• [Exercise aim] Where the word "private" appears in a line below, copy the whole line.

*** Dataset records ***

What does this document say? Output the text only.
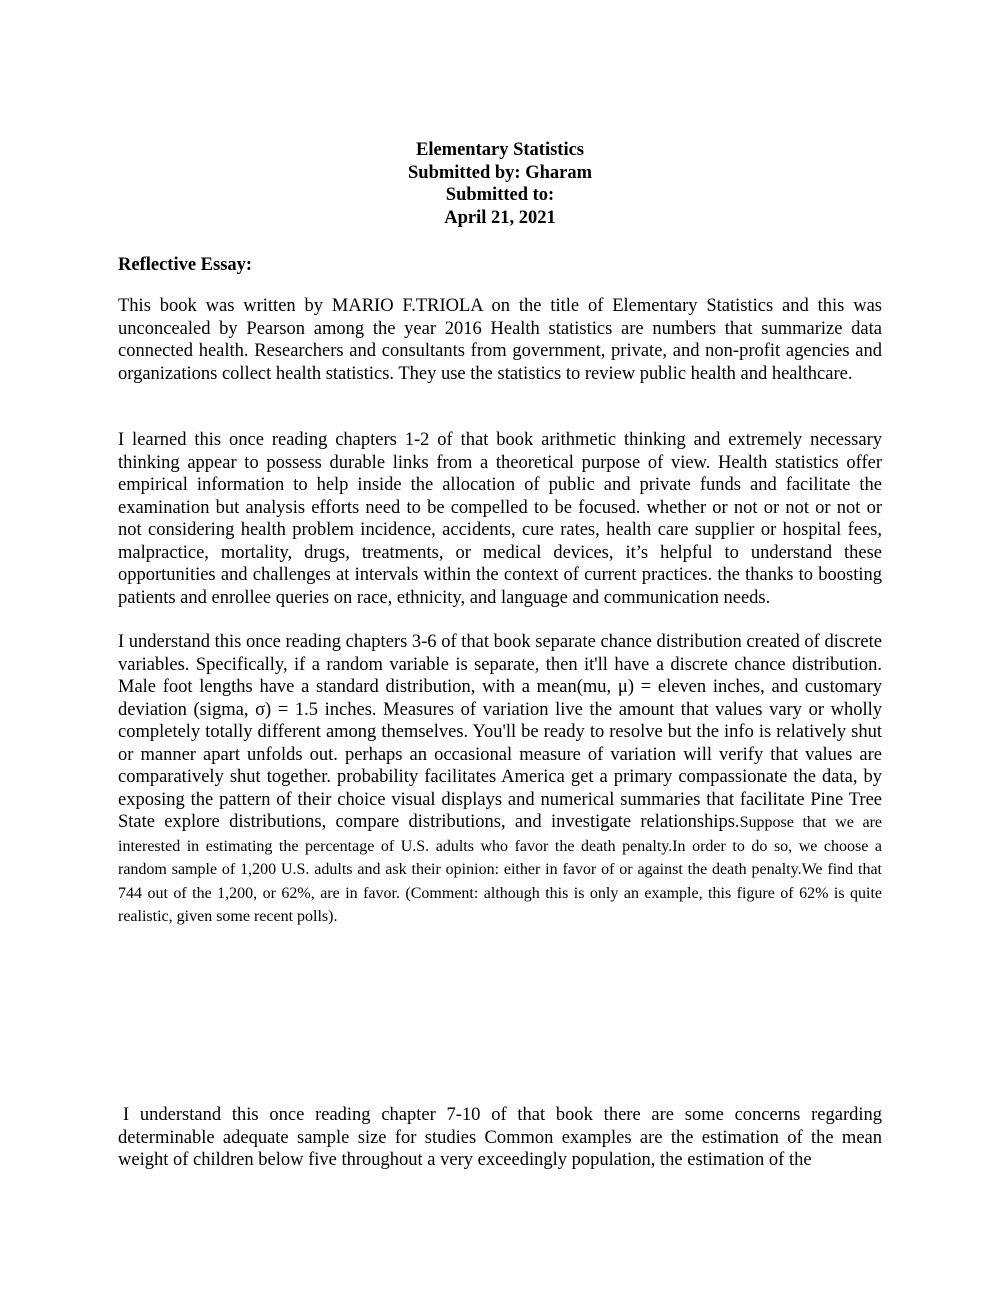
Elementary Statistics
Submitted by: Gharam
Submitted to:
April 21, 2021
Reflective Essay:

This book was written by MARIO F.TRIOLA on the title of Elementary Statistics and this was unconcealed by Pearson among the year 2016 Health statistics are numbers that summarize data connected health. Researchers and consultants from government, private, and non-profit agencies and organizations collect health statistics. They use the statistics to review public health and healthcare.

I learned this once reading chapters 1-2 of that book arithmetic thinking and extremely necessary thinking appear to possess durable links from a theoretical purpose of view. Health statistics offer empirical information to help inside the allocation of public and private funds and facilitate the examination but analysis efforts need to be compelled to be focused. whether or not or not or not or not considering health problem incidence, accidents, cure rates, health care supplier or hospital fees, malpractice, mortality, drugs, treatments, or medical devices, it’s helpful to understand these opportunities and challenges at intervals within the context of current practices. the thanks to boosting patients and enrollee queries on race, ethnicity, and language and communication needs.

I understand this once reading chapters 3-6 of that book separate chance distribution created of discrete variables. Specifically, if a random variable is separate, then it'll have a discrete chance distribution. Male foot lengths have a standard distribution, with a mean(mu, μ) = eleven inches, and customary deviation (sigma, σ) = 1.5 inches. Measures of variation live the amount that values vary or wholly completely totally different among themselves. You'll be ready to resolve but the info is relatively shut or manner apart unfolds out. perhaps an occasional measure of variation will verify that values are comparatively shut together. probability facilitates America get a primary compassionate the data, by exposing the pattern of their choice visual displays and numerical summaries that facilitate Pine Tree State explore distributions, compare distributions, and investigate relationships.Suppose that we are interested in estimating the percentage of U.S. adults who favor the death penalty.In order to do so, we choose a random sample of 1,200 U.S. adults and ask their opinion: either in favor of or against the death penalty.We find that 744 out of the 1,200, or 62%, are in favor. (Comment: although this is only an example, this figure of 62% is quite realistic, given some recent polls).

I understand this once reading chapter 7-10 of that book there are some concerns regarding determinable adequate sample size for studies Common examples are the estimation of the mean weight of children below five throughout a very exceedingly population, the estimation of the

*** End of Dataset records ***

• [Response to this exercise]
This book was written by MARIO F.TRIOLA on the title of Elementary Statistics and this was unconcealed by Pearson among the year 2016 Health statistics are numbers that summarize data connected health. Researchers and consultants from government, private, and non-profit agencies and organizations collect health statistics. They use the statistics to review public health and healthcare.
I learned this once reading chapters 1-2 of that book arithmetic thinking and extremely necessary thinking appear to possess durable links from a theoretical purpose of view. Health statistics offer empirical information to help inside the allocation of public and private funds and facilitate the examination but analysis efforts need to be compelled to be focused. whether or not or not or not or not considering health problem incidence, accidents, cure rates, health care supplier or hospital fees, malpractice, mortality, drugs, treatments, or medical devices, it’s helpful to understand these opportunities and challenges at intervals within the context of current practices. the thanks to boosting patients and enrollee queries on race, ethnicity, and language and communication needs.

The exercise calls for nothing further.